◆ Written problem: Reproduce the records that follow in full, excluding any picture they contain.

==*==

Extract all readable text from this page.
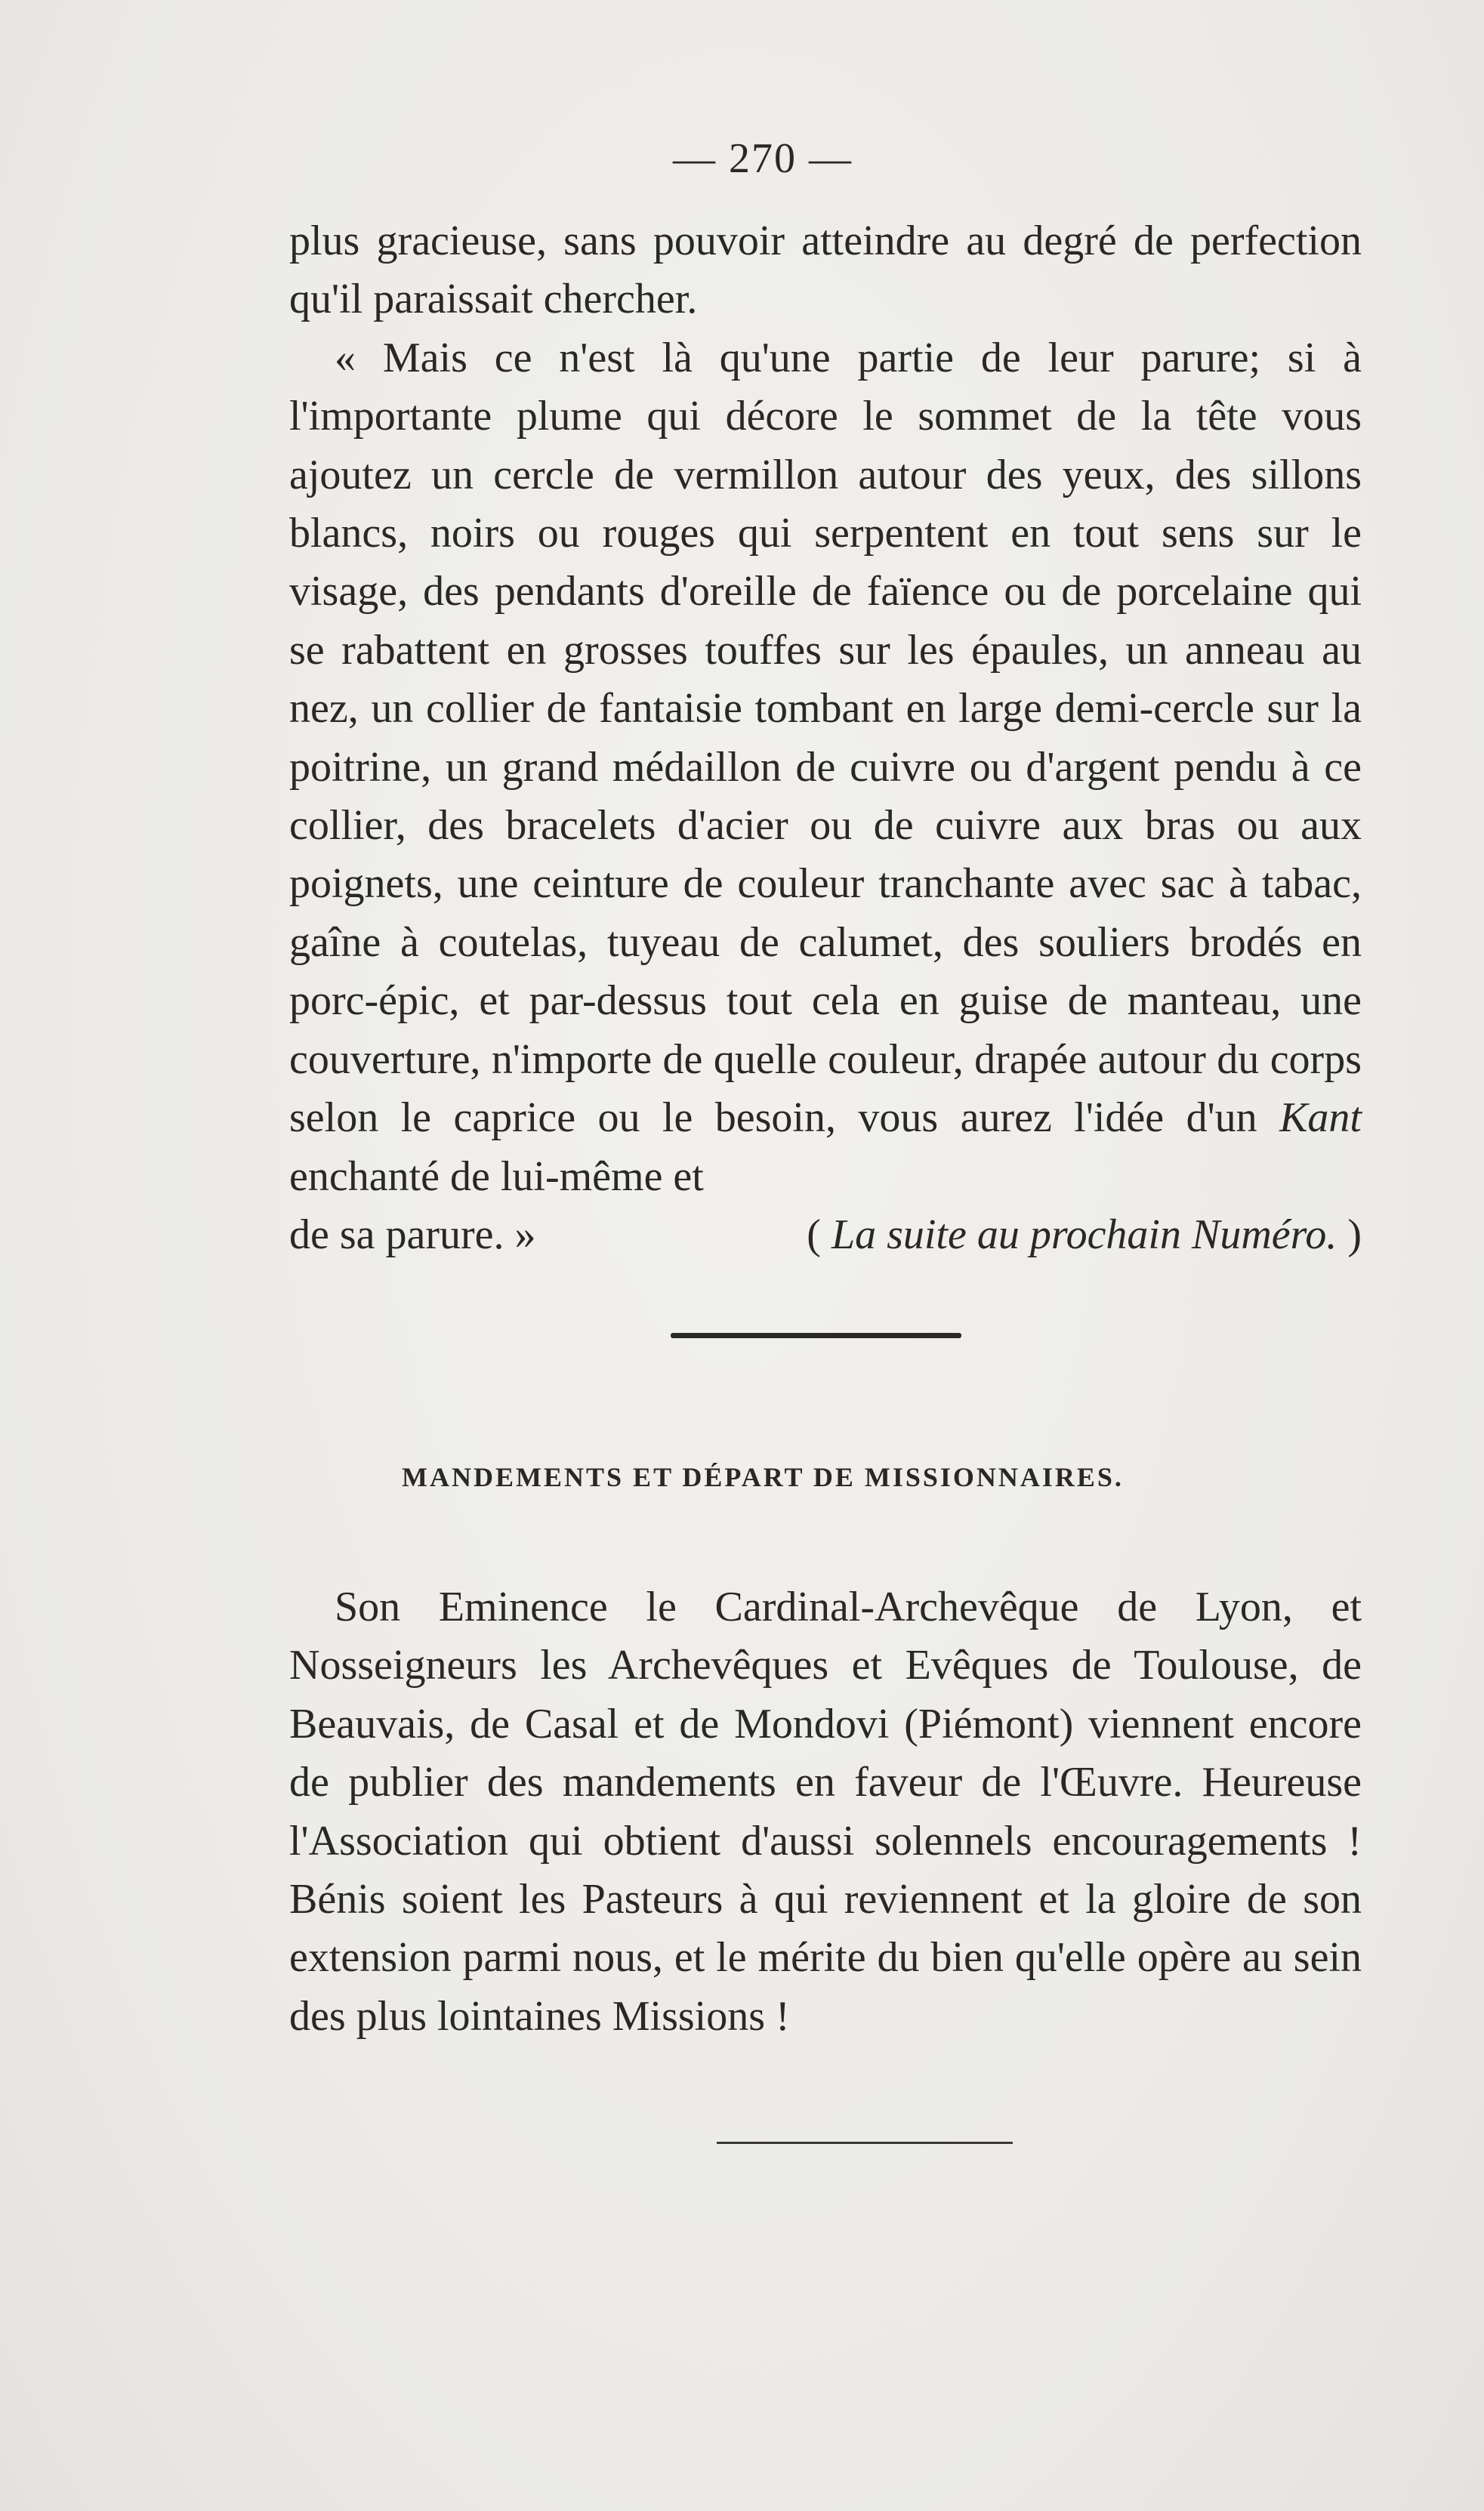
— 270 —

plus gracieuse, sans pouvoir atteindre au degré de perfection qu'il paraissait chercher.

« Mais ce n'est là qu'une partie de leur parure; si à l'importante plume qui décore le sommet de la tête vous ajoutez un cercle de vermillon autour des yeux, des sillons blancs, noirs ou rouges qui serpentent en tout sens sur le visage, des pendants d'oreille de faïence ou de porcelaine qui se rabattent en grosses touffes sur les épaules, un anneau au nez, un collier de fantaisie tombant en large demi-cercle sur la poitrine, un grand médaillon de cuivre ou d'argent pendu à ce collier, des bracelets d'acier ou de cuivre aux bras ou aux poignets, une ceinture de couleur tranchante avec sac à tabac, gaîne à coutelas, tuyeau de calumet, des souliers brodés en porc-épic, et par-dessus tout cela en guise de manteau, une couverture, n'importe de quelle couleur, drapée autour du corps selon le caprice ou le besoin, vous aurez l'idée d'un Kant enchanté de lui-même et

de sa parure. »	( La suite au prochain Numéro. )
MANDEMENTS ET DÉPART DE MISSIONNAIRES.

Son Eminence le Cardinal-Archevêque de Lyon, et Nosseigneurs les Archevêques et Evêques de Toulouse, de Beauvais, de Casal et de Mondovi (Piémont) viennent encore de publier des mandements en faveur de l'Œuvre. Heureuse l'Association qui obtient d'aussi solennels encouragements ! Bénis soient les Pasteurs à qui reviennent et la gloire de son extension parmi nous, et le mérite du bien qu'elle opère au sein des plus lointaines Missions !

==*==

◆ The result:
Extract all readable text from this page.
— 270 —

plus gracieuse, sans pouvoir atteindre au degré de perfection qu'il paraissait chercher.

« Mais ce n'est là qu'une partie de leur parure; si à l'importante plume qui décore le sommet de la tête vous ajoutez un cercle de vermillon autour des yeux, des sillons blancs, noirs ou rouges qui serpentent en tout sens sur le visage, des pendants d'oreille de faïence ou de porcelaine qui se rabattent en grosses touffes sur les épaules, un anneau au nez, un collier de fantaisie tombant en large demi-cercle sur la poitrine, un grand médaillon de cuivre ou d'argent pendu à ce collier, des bracelets d'acier ou de cuivre aux bras ou aux poignets, une ceinture de couleur tranchante avec sac à tabac, gaîne à coutelas, tuyeau de calumet, des souliers brodés en porc-épic, et par-dessus tout cela en guise de manteau, une couverture, n'importe de quelle couleur, drapée autour du corps selon le caprice ou le besoin, vous aurez l'idée d'un Kant enchanté de lui-même et

de sa parure. »	( La suite au prochain Numéro. )
MANDEMENTS ET DÉPART DE MISSIONNAIRES.

Son Eminence le Cardinal-Archevêque de Lyon, et Nosseigneurs les Archevêques et Evêques de Toulouse, de Beauvais, de Casal et de Mondovi (Piémont) viennent encore de publier des mandements en faveur de l'Œuvre. Heureuse l'Association qui obtient d'aussi solennels encouragements ! Bénis soient les Pasteurs à qui reviennent et la gloire de son extension parmi nous, et le mérite du bien qu'elle opère au sein des plus lointaines Missions !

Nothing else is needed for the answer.